◆ **TASKS TO PERFORM**:
a: Return everything from "It might be" down to "(Jun 2, 2010)" in the Tahitian Moon Sand thread, copied word for word.
b: Which usernames head the posts in the Tahitian Moon Sand thread?
c: Can you extend the Tahitian Moon Sand thread, picking up right after its last line?

◆ **SELECTED EXTRACT**:
# Tahitian Moon Sand



## Soul Assassin (Nov 21, 2006)

I just got some moon sand and inside there is a packege of bio-magnet clarifier that I'm suppose to dump into the water; does anyone know what this stuff does and what it is? thanks


----------



## CLUSTER ONE (Aug 2, 2006)

Soul Assassin said:


> I just got some moon sand and inside there is a packege of bio-magnet clarifier that I'm suppose to dump into the water; does anyone know what this stuff does and what it is? thanks


It might be for the cloudyness or something. I know water clarifiers will often bind with small particles and drop them to the bottom of the tank so they arn't suspended in the water. This will make the tank look clearer and then you can carfully siphone the fine powder off of the substrate. I would still wash it first even though i think this stuff is supposed to be pre washed


----------



## BRUNER247 (Jun 2, 2010)

◆ **RAW DATA**:
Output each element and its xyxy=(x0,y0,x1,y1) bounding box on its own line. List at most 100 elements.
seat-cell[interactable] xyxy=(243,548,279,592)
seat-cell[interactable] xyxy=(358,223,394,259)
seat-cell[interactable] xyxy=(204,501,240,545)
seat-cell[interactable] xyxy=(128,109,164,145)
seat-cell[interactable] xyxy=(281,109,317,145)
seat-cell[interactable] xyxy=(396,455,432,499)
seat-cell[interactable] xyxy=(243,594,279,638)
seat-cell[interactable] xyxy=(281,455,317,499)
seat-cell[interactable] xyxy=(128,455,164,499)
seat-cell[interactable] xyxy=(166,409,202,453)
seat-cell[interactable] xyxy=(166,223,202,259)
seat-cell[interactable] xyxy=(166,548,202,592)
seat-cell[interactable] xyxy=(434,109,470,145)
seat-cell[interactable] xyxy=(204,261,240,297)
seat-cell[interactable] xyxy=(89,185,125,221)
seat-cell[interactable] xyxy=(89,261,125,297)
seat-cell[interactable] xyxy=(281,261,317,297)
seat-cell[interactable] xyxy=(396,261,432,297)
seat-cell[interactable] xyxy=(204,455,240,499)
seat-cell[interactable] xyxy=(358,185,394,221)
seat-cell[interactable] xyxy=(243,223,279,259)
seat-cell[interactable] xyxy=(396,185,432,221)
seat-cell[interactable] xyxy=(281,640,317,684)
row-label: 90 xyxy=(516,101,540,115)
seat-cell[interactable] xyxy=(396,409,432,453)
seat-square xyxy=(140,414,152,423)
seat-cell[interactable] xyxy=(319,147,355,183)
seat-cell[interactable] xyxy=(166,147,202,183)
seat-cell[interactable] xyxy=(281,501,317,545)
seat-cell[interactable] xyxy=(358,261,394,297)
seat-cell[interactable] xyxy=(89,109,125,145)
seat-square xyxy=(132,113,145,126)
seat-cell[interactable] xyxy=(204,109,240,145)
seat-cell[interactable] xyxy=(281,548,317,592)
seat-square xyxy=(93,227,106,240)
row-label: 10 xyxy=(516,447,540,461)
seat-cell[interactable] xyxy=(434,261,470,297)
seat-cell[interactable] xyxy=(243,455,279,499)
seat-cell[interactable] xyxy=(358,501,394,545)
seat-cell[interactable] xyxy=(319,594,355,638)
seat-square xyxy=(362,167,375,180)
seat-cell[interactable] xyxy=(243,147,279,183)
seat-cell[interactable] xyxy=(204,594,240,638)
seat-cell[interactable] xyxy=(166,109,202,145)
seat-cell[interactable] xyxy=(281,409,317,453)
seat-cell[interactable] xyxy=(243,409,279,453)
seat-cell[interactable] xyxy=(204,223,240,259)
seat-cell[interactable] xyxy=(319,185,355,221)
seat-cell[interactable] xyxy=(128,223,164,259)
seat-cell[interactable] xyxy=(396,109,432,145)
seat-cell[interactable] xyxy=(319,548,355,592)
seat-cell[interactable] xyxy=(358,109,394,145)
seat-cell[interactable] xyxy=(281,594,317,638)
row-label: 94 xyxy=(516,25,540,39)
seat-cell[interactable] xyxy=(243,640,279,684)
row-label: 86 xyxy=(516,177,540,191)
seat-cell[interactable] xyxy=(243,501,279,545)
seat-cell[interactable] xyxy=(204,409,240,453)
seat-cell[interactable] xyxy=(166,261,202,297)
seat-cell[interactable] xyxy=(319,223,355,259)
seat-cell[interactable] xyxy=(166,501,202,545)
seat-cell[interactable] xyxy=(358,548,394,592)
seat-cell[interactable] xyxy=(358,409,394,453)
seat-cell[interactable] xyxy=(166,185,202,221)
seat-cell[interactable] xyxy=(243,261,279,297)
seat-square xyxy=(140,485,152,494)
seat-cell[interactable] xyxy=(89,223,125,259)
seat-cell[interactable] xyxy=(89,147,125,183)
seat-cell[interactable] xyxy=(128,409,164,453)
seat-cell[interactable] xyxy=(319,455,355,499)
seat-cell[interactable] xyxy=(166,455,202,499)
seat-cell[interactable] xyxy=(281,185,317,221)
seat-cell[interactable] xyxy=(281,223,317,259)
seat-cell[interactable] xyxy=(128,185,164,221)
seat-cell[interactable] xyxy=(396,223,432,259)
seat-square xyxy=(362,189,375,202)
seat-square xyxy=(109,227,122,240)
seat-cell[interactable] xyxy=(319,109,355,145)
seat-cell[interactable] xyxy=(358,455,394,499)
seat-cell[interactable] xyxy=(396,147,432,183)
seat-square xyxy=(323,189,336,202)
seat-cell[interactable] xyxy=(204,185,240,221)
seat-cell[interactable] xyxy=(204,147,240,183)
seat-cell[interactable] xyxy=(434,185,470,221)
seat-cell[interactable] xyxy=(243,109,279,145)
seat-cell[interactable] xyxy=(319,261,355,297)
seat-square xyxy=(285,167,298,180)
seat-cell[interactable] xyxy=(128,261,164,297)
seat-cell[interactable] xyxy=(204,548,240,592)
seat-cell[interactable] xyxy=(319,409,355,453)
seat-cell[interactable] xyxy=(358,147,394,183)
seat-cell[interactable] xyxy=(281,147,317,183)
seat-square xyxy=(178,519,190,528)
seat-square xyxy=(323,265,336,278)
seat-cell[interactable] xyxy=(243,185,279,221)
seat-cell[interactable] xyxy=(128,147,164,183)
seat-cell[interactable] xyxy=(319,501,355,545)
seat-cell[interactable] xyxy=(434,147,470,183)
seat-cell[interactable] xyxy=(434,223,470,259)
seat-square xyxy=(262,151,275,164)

◆ **ANSWER SET**:
a:
It might be for the cloudyness or something. I know water clarifiers will often bind with small particles and drop them to the bottom of the tank so they arn't suspended in the water. This will make the tank look clearer and then you can carfully siphone the fine powder off of the substrate. I would still wash it first even though i think this stuff is supposed to be pre washed


----------



## BRUNER247 (Jun 2, 2010)

b: Soul Assassin, CLUSTER ONE, BRUNER247

c:
Watch your ph level when using sand. Some will buffer your ph high!


----------



## Piranha_man (Jan 29, 2005)

^^ Some substrates will do this, like crushed coral... but Tahitian Moon Sand is just fine for pH.

Tahitian Black Moon Sand is all I use in any of my tanks anymore.
It's gorgeous!


----------



## BRUNER247 (Jun 2, 2010)

Piranha_man said:


> ^^ Some substrates will do this, like crushed coral... but Tahitian Moon Sand is just fine for pH.
> 
> Tahitian Black Moon Sand is all I use in any of my tanks anymore.
> It's gorgeous!


Probably just the cheap crap.I've never used the tahitian, I was just warning him just in case. But Piranha-man says no worries. Guess you get what you pay for.


----------



## TheSpaz13 (Apr 9, 2010)

Yea most of the time that stuff is inert, but it should say pretty clearly on the package. The water clarifier does just what it says. Not sure how it works but I know I rimed the sand and it still clouded the he'll out of the tank but that stuff did the trick real fast.


----------



## Soul Assassin (Nov 21, 2006)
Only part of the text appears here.